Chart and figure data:
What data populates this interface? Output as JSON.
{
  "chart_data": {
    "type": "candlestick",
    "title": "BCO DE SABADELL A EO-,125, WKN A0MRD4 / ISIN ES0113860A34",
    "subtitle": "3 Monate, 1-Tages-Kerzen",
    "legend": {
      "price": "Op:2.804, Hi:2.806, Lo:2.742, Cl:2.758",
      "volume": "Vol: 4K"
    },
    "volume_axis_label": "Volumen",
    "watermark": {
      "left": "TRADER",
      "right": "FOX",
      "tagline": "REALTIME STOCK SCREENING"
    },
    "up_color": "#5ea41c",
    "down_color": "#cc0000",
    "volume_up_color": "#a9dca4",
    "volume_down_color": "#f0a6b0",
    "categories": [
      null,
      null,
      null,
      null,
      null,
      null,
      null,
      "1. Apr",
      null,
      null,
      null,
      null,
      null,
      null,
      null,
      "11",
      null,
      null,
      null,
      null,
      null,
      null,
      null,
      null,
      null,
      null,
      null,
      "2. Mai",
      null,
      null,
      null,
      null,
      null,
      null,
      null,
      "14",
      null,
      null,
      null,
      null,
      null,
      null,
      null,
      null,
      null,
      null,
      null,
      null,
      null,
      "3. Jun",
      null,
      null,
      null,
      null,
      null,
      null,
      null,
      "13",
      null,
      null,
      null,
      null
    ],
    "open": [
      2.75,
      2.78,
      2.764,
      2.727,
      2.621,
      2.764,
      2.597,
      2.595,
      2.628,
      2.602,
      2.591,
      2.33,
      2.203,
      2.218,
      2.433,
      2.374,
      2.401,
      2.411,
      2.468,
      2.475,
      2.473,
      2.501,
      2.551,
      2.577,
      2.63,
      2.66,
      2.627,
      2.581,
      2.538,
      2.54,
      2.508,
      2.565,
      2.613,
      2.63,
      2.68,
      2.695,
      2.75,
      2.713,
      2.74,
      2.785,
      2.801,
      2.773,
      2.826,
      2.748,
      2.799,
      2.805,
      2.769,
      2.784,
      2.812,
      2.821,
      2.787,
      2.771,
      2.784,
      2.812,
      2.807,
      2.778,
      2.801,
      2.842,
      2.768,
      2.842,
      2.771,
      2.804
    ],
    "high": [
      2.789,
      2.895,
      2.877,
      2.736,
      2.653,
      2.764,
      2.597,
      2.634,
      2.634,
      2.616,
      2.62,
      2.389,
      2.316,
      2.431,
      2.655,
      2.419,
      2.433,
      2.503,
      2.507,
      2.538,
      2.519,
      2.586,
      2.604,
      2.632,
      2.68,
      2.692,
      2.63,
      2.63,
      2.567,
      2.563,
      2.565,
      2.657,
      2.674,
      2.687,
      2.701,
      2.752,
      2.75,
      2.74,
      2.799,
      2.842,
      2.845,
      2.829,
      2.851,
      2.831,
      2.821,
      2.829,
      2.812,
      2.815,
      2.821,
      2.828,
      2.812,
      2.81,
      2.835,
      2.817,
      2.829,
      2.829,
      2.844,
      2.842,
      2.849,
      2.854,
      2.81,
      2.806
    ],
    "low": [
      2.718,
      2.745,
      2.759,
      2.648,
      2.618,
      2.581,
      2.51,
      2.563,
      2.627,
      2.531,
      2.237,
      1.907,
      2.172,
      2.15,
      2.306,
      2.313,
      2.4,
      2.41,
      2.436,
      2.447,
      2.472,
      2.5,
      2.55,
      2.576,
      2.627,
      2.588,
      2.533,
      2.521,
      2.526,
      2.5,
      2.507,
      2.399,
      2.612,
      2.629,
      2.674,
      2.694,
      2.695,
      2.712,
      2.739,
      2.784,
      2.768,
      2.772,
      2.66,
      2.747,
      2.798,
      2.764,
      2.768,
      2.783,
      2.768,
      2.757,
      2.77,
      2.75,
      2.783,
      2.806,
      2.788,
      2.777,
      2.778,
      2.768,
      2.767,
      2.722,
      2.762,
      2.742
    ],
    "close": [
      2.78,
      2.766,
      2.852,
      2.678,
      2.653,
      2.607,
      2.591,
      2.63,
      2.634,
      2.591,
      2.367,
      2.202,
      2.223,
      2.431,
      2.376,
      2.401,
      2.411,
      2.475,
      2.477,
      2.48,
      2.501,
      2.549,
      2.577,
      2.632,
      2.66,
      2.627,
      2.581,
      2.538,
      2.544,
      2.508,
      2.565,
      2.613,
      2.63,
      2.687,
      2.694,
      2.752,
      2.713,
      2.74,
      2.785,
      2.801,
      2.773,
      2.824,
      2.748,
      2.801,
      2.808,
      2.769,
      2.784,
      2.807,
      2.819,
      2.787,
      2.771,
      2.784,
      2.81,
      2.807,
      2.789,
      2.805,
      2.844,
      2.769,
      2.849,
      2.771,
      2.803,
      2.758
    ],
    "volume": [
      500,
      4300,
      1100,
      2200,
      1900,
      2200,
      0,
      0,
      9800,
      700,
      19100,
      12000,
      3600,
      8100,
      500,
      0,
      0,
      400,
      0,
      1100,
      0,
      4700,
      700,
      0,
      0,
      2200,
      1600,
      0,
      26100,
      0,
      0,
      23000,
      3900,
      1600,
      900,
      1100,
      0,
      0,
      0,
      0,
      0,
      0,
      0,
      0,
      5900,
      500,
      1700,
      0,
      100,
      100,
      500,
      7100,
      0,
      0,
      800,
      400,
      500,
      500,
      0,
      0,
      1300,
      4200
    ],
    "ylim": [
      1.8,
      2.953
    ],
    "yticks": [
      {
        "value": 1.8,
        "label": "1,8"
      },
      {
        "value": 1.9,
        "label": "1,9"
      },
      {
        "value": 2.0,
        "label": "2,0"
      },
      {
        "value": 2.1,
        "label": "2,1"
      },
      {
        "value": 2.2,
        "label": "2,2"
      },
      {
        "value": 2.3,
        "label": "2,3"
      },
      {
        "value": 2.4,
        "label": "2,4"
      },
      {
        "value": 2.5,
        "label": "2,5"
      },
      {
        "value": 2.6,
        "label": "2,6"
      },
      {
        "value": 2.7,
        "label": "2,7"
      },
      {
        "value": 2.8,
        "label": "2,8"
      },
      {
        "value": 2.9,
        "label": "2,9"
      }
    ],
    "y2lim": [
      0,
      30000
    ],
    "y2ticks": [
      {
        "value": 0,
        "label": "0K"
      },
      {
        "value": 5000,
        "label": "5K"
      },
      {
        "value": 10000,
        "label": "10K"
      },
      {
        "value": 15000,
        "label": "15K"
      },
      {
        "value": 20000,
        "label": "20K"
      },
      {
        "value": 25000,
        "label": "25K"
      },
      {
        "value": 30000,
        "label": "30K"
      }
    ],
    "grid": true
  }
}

• [Task to carry out]: The full set of records should be duplicated exactly.

• [Solution to this problem]:
What data populates this interface? Output as JSON.
{
  "chart_data": {
    "type": "candlestick",
    "title": "BCO DE SABADELL A EO-,125, WKN A0MRD4 / ISIN ES0113860A34",
    "subtitle": "3 Monate, 1-Tages-Kerzen",
    "legend": {
      "price": "Op:2.804, Hi:2.806, Lo:2.742, Cl:2.758",
      "volume": "Vol: 4K"
    },
    "volume_axis_label": "Volumen",
    "watermark": {
      "left": "TRADER",
      "right": "FOX",
      "tagline": "REALTIME STOCK SCREENING"
    },
    "up_color": "#5ea41c",
    "down_color": "#cc0000",
    "volume_up_color": "#a9dca4",
    "volume_down_color": "#f0a6b0",
    "categories": [
      null,
      null,
      null,
      null,
      null,
      null,
      null,
      "1. Apr",
      null,
      null,
      null,
      null,
      null,
      null,
      null,
      "11",
      null,
      null,
      null,
      null,
      null,
      null,
      null,
      null,
      null,
      null,
      null,
      "2. Mai",
      null,
      null,
      null,
      null,
      null,
      null,
      null,
      "14",
      null,
      null,
      null,
      null,
      null,
      null,
      null,
      null,
      null,
      null,
      null,
      null,
      null,
      "3. Jun",
      null,
      null,
      null,
      null,
      null,
      null,
      null,
      "13",
      null,
      null,
      null,
      null
    ],
    "open": [
      2.75,
      2.78,
      2.764,
      2.727,
      2.621,
      2.764,
      2.597,
      2.595,
      2.628,
      2.602,
      2.591,
      2.33,
      2.203,
      2.218,
      2.433,
      2.374,
      2.401,
      2.411,
      2.468,
      2.475,
      2.473,
      2.501,
      2.551,
      2.577,
      2.63,
      2.66,
      2.627,
      2.581,
      2.538,
      2.54,
      2.508,
      2.565,
      2.613,
      2.63,
      2.68,
      2.695,
      2.75,
      2.713,
      2.74,
      2.785,
      2.801,
      2.773,
      2.826,
      2.748,
      2.799,
      2.805,
      2.769,
      2.784,
      2.812,
      2.821,
      2.787,
      2.771,
      2.784,
      2.812,
      2.807,
      2.778,
      2.801,
      2.842,
      2.768,
      2.842,
      2.771,
      2.804
    ],
    "high": [
      2.789,
      2.895,
      2.877,
      2.736,
      2.653,
      2.764,
      2.597,
      2.634,
      2.634,
      2.616,
      2.62,
      2.389,
      2.316,
      2.431,
      2.655,
      2.419,
      2.433,
      2.503,
      2.507,
      2.538,
      2.519,
      2.586,
      2.604,
      2.632,
      2.68,
      2.692,
      2.63,
      2.63,
      2.567,
      2.563,
      2.565,
      2.657,
      2.674,
      2.687,
      2.701,
      2.752,
      2.75,
      2.74,
      2.799,
      2.842,
      2.845,
      2.829,
      2.851,
      2.831,
      2.821,
      2.829,
      2.812,
      2.815,
      2.821,
      2.828,
      2.812,
      2.81,
      2.835,
      2.817,
      2.829,
      2.829,
      2.844,
      2.842,
      2.849,
      2.854,
      2.81,
      2.806
    ],
    "low": [
      2.718,
      2.745,
      2.759,
      2.648,
      2.618,
      2.581,
      2.51,
      2.563,
      2.627,
      2.531,
      2.237,
      1.907,
      2.172,
      2.15,
      2.306,
      2.313,
      2.4,
      2.41,
      2.436,
      2.447,
      2.472,
      2.5,
      2.55,
      2.576,
      2.627,
      2.588,
      2.533,
      2.521,
      2.526,
      2.5,
      2.507,
      2.399,
      2.612,
      2.629,
      2.674,
      2.694,
      2.695,
      2.712,
      2.739,
      2.784,
      2.768,
      2.772,
      2.66,
      2.747,
      2.798,
      2.764,
      2.768,
      2.783,
      2.768,
      2.757,
      2.77,
      2.75,
      2.783,
      2.806,
      2.788,
      2.777,
      2.778,
      2.768,
      2.767,
      2.722,
      2.762,
      2.742
    ],
    "close": [
      2.78,
      2.766,
      2.852,
      2.678,
      2.653,
      2.607,
      2.591,
      2.63,
      2.634,
      2.591,
      2.367,
      2.202,
      2.223,
      2.431,
      2.376,
      2.401,
      2.411,
      2.475,
      2.477,
      2.48,
      2.501,
      2.549,
      2.577,
      2.632,
      2.66,
      2.627,
      2.581,
      2.538,
      2.544,
      2.508,
      2.565,
      2.613,
      2.63,
      2.687,
      2.694,
      2.752,
      2.713,
      2.74,
      2.785,
      2.801,
      2.773,
      2.824,
      2.748,
      2.801,
      2.808,
      2.769,
      2.784,
      2.807,
      2.819,
      2.787,
      2.771,
      2.784,
      2.81,
      2.807,
      2.789,
      2.805,
      2.844,
      2.769,
      2.849,
      2.771,
      2.803,
      2.758
    ],
    "volume": [
      500,
      4300,
      1100,
      2200,
      1900,
      2200,
      0,
      0,
      9800,
      700,
      19100,
      12000,
      3600,
      8100,
      500,
      0,
      0,
      400,
      0,
      1100,
      0,
      4700,
      700,
      0,
      0,
      2200,
      1600,
      0,
      26100,
      0,
      0,
      23000,
      3900,
      1600,
      900,
      1100,
      0,
      0,
      0,
      0,
      0,
      0,
      0,
      0,
      5900,
      500,
      1700,
      0,
      100,
      100,
      500,
      7100,
      0,
      0,
      800,
      400,
      500,
      500,
      0,
      0,
      1300,
      4200
    ],
    "ylim": [
      1.8,
      2.953
    ],
    "yticks": [
      {
        "value": 1.8,
        "label": "1,8"
      },
      {
        "value": 1.9,
        "label": "1,9"
      },
      {
        "value": 2.0,
        "label": "2,0"
      },
      {
        "value": 2.1,
        "label": "2,1"
      },
      {
        "value": 2.2,
        "label": "2,2"
      },
      {
        "value": 2.3,
        "label": "2,3"
      },
      {
        "value": 2.4,
        "label": "2,4"
      },
      {
        "value": 2.5,
        "label": "2,5"
      },
      {
        "value": 2.6,
        "label": "2,6"
      },
      {
        "value": 2.7,
        "label": "2,7"
      },
      {
        "value": 2.8,
        "label": "2,8"
      },
      {
        "value": 2.9,
        "label": "2,9"
      }
    ],
    "y2lim": [
      0,
      30000
    ],
    "y2ticks": [
      {
        "value": 0,
        "label": "0K"
      },
      {
        "value": 5000,
        "label": "5K"
      },
      {
        "value": 10000,
        "label": "10K"
      },
      {
        "value": 15000,
        "label": "15K"
      },
      {
        "value": 20000,
        "label": "20K"
      },
      {
        "value": 25000,
        "label": "25K"
      },
      {
        "value": 30000,
        "label": "30K"
      }
    ],
    "grid": true
  }
}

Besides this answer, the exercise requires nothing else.